Extracted data entries:
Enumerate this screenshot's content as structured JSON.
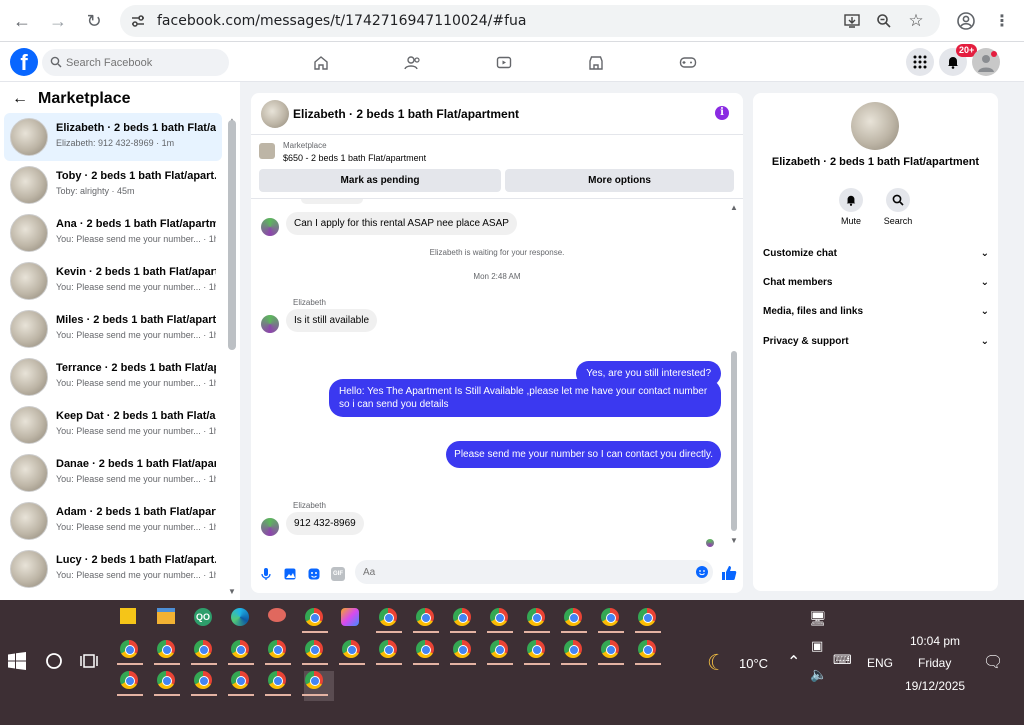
{
  "browser": {
    "url": "facebook.com/messages/t/1742716947110024/#fua"
  },
  "fb": {
    "search_placeholder": "Search Facebook",
    "notif_badge": "20+"
  },
  "left": {
    "title": "Marketplace",
    "conversations": [
      {
        "name": "Elizabeth · 2 beds 1 bath Flat/a...",
        "preview": "Elizabeth: 912 432-8969 · 1m"
      },
      {
        "name": "Toby · 2 beds 1 bath Flat/apart...",
        "preview": "Toby: alrighty · 45m"
      },
      {
        "name": "Ana · 2 beds 1 bath Flat/apartm...",
        "preview": "You: Please send me your number... · 1h"
      },
      {
        "name": "Kevin · 2 beds 1 bath Flat/apart...",
        "preview": "You: Please send me your number... · 1h"
      },
      {
        "name": "Miles · 2 beds 1 bath Flat/apart...",
        "preview": "You: Please send me your number... · 1h"
      },
      {
        "name": "Terrance · 2 beds 1 bath Flat/ap...",
        "preview": "You: Please send me your number... · 1h"
      },
      {
        "name": "Keep Dat · 2 beds 1 bath Flat/a...",
        "preview": "You: Please send me your number... · 1h"
      },
      {
        "name": "Danae · 2 beds 1 bath Flat/apar...",
        "preview": "You: Please send me your number... · 1h"
      },
      {
        "name": "Adam · 2 beds 1 bath Flat/apart...",
        "preview": "You: Please send me your number... · 1h"
      },
      {
        "name": "Lucy · 2 beds 1 bath Flat/apart...",
        "preview": "You: Please send me your number... · 1h"
      }
    ]
  },
  "chat": {
    "title": "Elizabeth · 2 beds 1 bath Flat/apartment",
    "marketplace_label": "Marketplace",
    "listing": "$650 - 2 beds 1 bath Flat/apartment",
    "btn_pending": "Mark as pending",
    "btn_more": "More options",
    "msg1": "Can I apply for this rental ASAP nee place ASAP",
    "waiting": "Elizabeth is waiting for your response.",
    "timestamp": "Mon 2:48 AM",
    "sender": "Elizabeth",
    "msg2": "Is it still available",
    "out1": "Yes, are you still interested?",
    "out2": "Hello: Yes The Apartment Is Still Available ,please let me have your contact number so i can send you details",
    "out3": "Please send me your number so I can contact you directly.",
    "sender2": "Elizabeth",
    "msg3": "912 432-8969",
    "composer_placeholder": "Aa"
  },
  "right": {
    "name": "Elizabeth · 2 beds 1 bath Flat/apartment",
    "mute": "Mute",
    "search": "Search",
    "sections": [
      "Customize chat",
      "Chat members",
      "Media, files and links",
      "Privacy & support"
    ]
  },
  "taskbar": {
    "temp": "10°C",
    "lang": "ENG",
    "time": "10:04 pm",
    "day": "Friday",
    "date": "19/12/2025"
  }
}
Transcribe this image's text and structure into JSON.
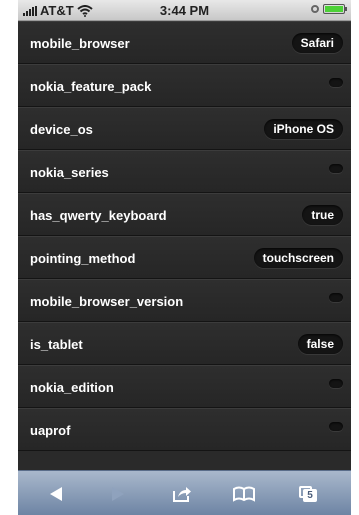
{
  "status_bar": {
    "carrier": "AT&T",
    "time": "3:44 PM"
  },
  "properties": [
    {
      "label": "mobile_browser",
      "value": "Safari"
    },
    {
      "label": "nokia_feature_pack",
      "value": ""
    },
    {
      "label": "device_os",
      "value": "iPhone OS"
    },
    {
      "label": "nokia_series",
      "value": ""
    },
    {
      "label": "has_qwerty_keyboard",
      "value": "true"
    },
    {
      "label": "pointing_method",
      "value": "touchscreen"
    },
    {
      "label": "mobile_browser_version",
      "value": ""
    },
    {
      "label": "is_tablet",
      "value": "false"
    },
    {
      "label": "nokia_edition",
      "value": ""
    },
    {
      "label": "uaprof",
      "value": ""
    }
  ],
  "toolbar": {
    "tabs_count": "5",
    "icons": [
      "back-arrow-icon",
      "forward-arrow-icon",
      "share-icon",
      "bookmarks-icon",
      "tabs-icon"
    ]
  },
  "colors": {
    "row_background": "#2a2a2a",
    "pill_background": "#141414",
    "toolbar_top": "#a9b8cc",
    "toolbar_bottom": "#6c83a3",
    "battery": "#4cd137"
  }
}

» **Short problem**
Except for the pictures, give all the material above again verbatim.

» **Solution for this task**
Enumerate this screenshot's content as structured JSON.
{
  "browser": {
    "url": "facebook.com/messages/t/1742716947110024/#fua"
  },
  "fb": {
    "search_placeholder": "Search Facebook",
    "notif_badge": "20+"
  },
  "left": {
    "title": "Marketplace",
    "conversations": [
      {
        "name": "Elizabeth · 2 beds 1 bath Flat/a...",
        "preview": "Elizabeth: 912 432-8969 · 1m"
      },
      {
        "name": "Toby · 2 beds 1 bath Flat/apart...",
        "preview": "Toby: alrighty · 45m"
      },
      {
        "name": "Ana · 2 beds 1 bath Flat/apartm...",
        "preview": "You: Please send me your number... · 1h"
      },
      {
        "name": "Kevin · 2 beds 1 bath Flat/apart...",
        "preview": "You: Please send me your number... · 1h"
      },
      {
        "name": "Miles · 2 beds 1 bath Flat/apart...",
        "preview": "You: Please send me your number... · 1h"
      },
      {
        "name": "Terrance · 2 beds 1 bath Flat/ap...",
        "preview": "You: Please send me your number... · 1h"
      },
      {
        "name": "Keep Dat · 2 beds 1 bath Flat/a...",
        "preview": "You: Please send me your number... · 1h"
      },
      {
        "name": "Danae · 2 beds 1 bath Flat/apar...",
        "preview": "You: Please send me your number... · 1h"
      },
      {
        "name": "Adam · 2 beds 1 bath Flat/apart...",
        "preview": "You: Please send me your number... · 1h"
      },
      {
        "name": "Lucy · 2 beds 1 bath Flat/apart...",
        "preview": "You: Please send me your number... · 1h"
      }
    ]
  },
  "chat": {
    "title": "Elizabeth · 2 beds 1 bath Flat/apartment",
    "marketplace_label": "Marketplace",
    "listing": "$650 - 2 beds 1 bath Flat/apartment",
    "btn_pending": "Mark as pending",
    "btn_more": "More options",
    "msg1": "Can I apply for this rental ASAP nee place ASAP",
    "waiting": "Elizabeth is waiting for your response.",
    "timestamp": "Mon 2:48 AM",
    "sender": "Elizabeth",
    "msg2": "Is it still available",
    "out1": "Yes, are you still interested?",
    "out2": "Hello: Yes The Apartment Is Still Available ,please let me have your contact number so i can send you details",
    "out3": "Please send me your number so I can contact you directly.",
    "sender2": "Elizabeth",
    "msg3": "912 432-8969",
    "composer_placeholder": "Aa"
  },
  "right": {
    "name": "Elizabeth · 2 beds 1 bath Flat/apartment",
    "mute": "Mute",
    "search": "Search",
    "sections": [
      "Customize chat",
      "Chat members",
      "Media, files and links",
      "Privacy & support"
    ]
  },
  "taskbar": {
    "temp": "10°C",
    "lang": "ENG",
    "time": "10:04 pm",
    "day": "Friday",
    "date": "19/12/2025"
  }
}
Transcribe this image's text and structure into JSON.
{
  "status_bar": {
    "carrier": "AT&T",
    "time": "3:44 PM"
  },
  "properties": [
    {
      "label": "mobile_browser",
      "value": "Safari"
    },
    {
      "label": "nokia_feature_pack",
      "value": ""
    },
    {
      "label": "device_os",
      "value": "iPhone OS"
    },
    {
      "label": "nokia_series",
      "value": ""
    },
    {
      "label": "has_qwerty_keyboard",
      "value": "true"
    },
    {
      "label": "pointing_method",
      "value": "touchscreen"
    },
    {
      "label": "mobile_browser_version",
      "value": ""
    },
    {
      "label": "is_tablet",
      "value": "false"
    },
    {
      "label": "nokia_edition",
      "value": ""
    },
    {
      "label": "uaprof",
      "value": ""
    }
  ],
  "toolbar": {
    "tabs_count": "5",
    "icons": [
      "back-arrow-icon",
      "forward-arrow-icon",
      "share-icon",
      "bookmarks-icon",
      "tabs-icon"
    ]
  },
  "colors": {
    "row_background": "#2a2a2a",
    "pill_background": "#141414",
    "toolbar_top": "#a9b8cc",
    "toolbar_bottom": "#6c83a3",
    "battery": "#4cd137"
  }
}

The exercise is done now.